Restate, word for word, all of the material shown below.
• • • • •
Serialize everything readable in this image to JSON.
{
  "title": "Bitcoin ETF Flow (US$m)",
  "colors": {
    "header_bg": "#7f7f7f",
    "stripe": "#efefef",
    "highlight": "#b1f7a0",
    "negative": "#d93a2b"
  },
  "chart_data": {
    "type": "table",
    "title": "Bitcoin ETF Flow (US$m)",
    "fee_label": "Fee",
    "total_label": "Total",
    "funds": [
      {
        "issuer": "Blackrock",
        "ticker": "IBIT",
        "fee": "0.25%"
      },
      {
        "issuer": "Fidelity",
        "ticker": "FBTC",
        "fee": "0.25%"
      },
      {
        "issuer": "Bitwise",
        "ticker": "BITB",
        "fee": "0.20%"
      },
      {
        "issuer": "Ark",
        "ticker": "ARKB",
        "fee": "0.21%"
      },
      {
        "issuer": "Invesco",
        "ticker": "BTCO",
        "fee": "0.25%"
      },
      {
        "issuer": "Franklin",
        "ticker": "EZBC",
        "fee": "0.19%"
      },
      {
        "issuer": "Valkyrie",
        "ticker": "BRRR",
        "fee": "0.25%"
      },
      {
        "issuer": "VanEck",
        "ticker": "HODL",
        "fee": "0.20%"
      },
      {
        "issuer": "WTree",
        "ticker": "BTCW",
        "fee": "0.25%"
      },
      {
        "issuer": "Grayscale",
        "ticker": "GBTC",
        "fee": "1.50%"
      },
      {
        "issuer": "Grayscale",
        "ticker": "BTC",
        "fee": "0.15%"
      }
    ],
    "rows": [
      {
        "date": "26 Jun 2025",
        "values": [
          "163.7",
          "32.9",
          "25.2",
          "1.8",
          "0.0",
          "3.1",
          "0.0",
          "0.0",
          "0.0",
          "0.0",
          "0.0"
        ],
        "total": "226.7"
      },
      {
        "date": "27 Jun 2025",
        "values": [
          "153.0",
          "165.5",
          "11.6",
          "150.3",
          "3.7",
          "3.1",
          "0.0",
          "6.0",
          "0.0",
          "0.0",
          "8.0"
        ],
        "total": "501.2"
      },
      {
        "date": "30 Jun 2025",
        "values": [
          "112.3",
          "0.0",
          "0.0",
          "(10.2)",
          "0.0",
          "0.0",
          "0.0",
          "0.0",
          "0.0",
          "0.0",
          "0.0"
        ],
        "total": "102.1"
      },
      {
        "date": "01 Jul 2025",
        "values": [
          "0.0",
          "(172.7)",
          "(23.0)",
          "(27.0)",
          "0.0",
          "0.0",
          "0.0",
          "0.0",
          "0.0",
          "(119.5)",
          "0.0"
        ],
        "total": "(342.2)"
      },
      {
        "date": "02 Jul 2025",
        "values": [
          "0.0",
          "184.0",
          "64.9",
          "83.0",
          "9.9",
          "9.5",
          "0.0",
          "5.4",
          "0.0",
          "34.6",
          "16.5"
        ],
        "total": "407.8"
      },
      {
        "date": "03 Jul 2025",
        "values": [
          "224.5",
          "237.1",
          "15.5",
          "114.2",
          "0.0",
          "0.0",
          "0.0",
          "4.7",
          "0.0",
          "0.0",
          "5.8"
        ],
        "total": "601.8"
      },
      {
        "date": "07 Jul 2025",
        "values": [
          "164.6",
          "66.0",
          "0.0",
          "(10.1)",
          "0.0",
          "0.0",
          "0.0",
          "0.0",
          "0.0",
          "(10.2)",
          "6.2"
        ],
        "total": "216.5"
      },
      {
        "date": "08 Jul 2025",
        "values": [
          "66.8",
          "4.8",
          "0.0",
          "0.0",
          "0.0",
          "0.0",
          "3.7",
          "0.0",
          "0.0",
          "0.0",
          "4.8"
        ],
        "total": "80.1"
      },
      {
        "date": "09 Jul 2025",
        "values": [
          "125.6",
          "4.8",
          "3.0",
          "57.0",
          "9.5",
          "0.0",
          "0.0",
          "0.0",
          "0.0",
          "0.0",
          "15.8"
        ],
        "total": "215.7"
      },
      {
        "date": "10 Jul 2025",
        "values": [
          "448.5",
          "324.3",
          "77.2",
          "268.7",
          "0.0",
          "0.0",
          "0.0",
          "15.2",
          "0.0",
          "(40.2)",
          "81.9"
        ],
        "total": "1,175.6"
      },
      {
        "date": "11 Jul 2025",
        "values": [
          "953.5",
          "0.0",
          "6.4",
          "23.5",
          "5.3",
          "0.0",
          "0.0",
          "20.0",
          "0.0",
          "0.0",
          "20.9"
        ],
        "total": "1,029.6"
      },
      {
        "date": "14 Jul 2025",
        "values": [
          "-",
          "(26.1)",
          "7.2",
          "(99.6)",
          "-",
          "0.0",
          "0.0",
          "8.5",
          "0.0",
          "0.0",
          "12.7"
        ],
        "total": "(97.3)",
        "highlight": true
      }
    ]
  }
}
• • • • •
RESPONSE TO THE EXERCISE
Serialize everything readable in this image to JSON.
{
  "title": "Bitcoin ETF Flow (US$m)",
  "colors": {
    "header_bg": "#7f7f7f",
    "stripe": "#efefef",
    "highlight": "#b1f7a0",
    "negative": "#d93a2b"
  },
  "chart_data": {
    "type": "table",
    "title": "Bitcoin ETF Flow (US$m)",
    "fee_label": "Fee",
    "total_label": "Total",
    "funds": [
      {
        "issuer": "Blackrock",
        "ticker": "IBIT",
        "fee": "0.25%"
      },
      {
        "issuer": "Fidelity",
        "ticker": "FBTC",
        "fee": "0.25%"
      },
      {
        "issuer": "Bitwise",
        "ticker": "BITB",
        "fee": "0.20%"
      },
      {
        "issuer": "Ark",
        "ticker": "ARKB",
        "fee": "0.21%"
      },
      {
        "issuer": "Invesco",
        "ticker": "BTCO",
        "fee": "0.25%"
      },
      {
        "issuer": "Franklin",
        "ticker": "EZBC",
        "fee": "0.19%"
      },
      {
        "issuer": "Valkyrie",
        "ticker": "BRRR",
        "fee": "0.25%"
      },
      {
        "issuer": "VanEck",
        "ticker": "HODL",
        "fee": "0.20%"
      },
      {
        "issuer": "WTree",
        "ticker": "BTCW",
        "fee": "0.25%"
      },
      {
        "issuer": "Grayscale",
        "ticker": "GBTC",
        "fee": "1.50%"
      },
      {
        "issuer": "Grayscale",
        "ticker": "BTC",
        "fee": "0.15%"
      }
    ],
    "rows": [
      {
        "date": "26 Jun 2025",
        "values": [
          "163.7",
          "32.9",
          "25.2",
          "1.8",
          "0.0",
          "3.1",
          "0.0",
          "0.0",
          "0.0",
          "0.0",
          "0.0"
        ],
        "total": "226.7"
      },
      {
        "date": "27 Jun 2025",
        "values": [
          "153.0",
          "165.5",
          "11.6",
          "150.3",
          "3.7",
          "3.1",
          "0.0",
          "6.0",
          "0.0",
          "0.0",
          "8.0"
        ],
        "total": "501.2"
      },
      {
        "date": "30 Jun 2025",
        "values": [
          "112.3",
          "0.0",
          "0.0",
          "(10.2)",
          "0.0",
          "0.0",
          "0.0",
          "0.0",
          "0.0",
          "0.0",
          "0.0"
        ],
        "total": "102.1"
      },
      {
        "date": "01 Jul 2025",
        "values": [
          "0.0",
          "(172.7)",
          "(23.0)",
          "(27.0)",
          "0.0",
          "0.0",
          "0.0",
          "0.0",
          "0.0",
          "(119.5)",
          "0.0"
        ],
        "total": "(342.2)"
      },
      {
        "date": "02 Jul 2025",
        "values": [
          "0.0",
          "184.0",
          "64.9",
          "83.0",
          "9.9",
          "9.5",
          "0.0",
          "5.4",
          "0.0",
          "34.6",
          "16.5"
        ],
        "total": "407.8"
      },
      {
        "date": "03 Jul 2025",
        "values": [
          "224.5",
          "237.1",
          "15.5",
          "114.2",
          "0.0",
          "0.0",
          "0.0",
          "4.7",
          "0.0",
          "0.0",
          "5.8"
        ],
        "total": "601.8"
      },
      {
        "date": "07 Jul 2025",
        "values": [
          "164.6",
          "66.0",
          "0.0",
          "(10.1)",
          "0.0",
          "0.0",
          "0.0",
          "0.0",
          "0.0",
          "(10.2)",
          "6.2"
        ],
        "total": "216.5"
      },
      {
        "date": "08 Jul 2025",
        "values": [
          "66.8",
          "4.8",
          "0.0",
          "0.0",
          "0.0",
          "0.0",
          "3.7",
          "0.0",
          "0.0",
          "0.0",
          "4.8"
        ],
        "total": "80.1"
      },
      {
        "date": "09 Jul 2025",
        "values": [
          "125.6",
          "4.8",
          "3.0",
          "57.0",
          "9.5",
          "0.0",
          "0.0",
          "0.0",
          "0.0",
          "0.0",
          "15.8"
        ],
        "total": "215.7"
      },
      {
        "date": "10 Jul 2025",
        "values": [
          "448.5",
          "324.3",
          "77.2",
          "268.7",
          "0.0",
          "0.0",
          "0.0",
          "15.2",
          "0.0",
          "(40.2)",
          "81.9"
        ],
        "total": "1,175.6"
      },
      {
        "date": "11 Jul 2025",
        "values": [
          "953.5",
          "0.0",
          "6.4",
          "23.5",
          "5.3",
          "0.0",
          "0.0",
          "20.0",
          "0.0",
          "0.0",
          "20.9"
        ],
        "total": "1,029.6"
      },
      {
        "date": "14 Jul 2025",
        "values": [
          "-",
          "(26.1)",
          "7.2",
          "(99.6)",
          "-",
          "0.0",
          "0.0",
          "8.5",
          "0.0",
          "0.0",
          "12.7"
        ],
        "total": "(97.3)",
        "highlight": true
      }
    ]
  }
}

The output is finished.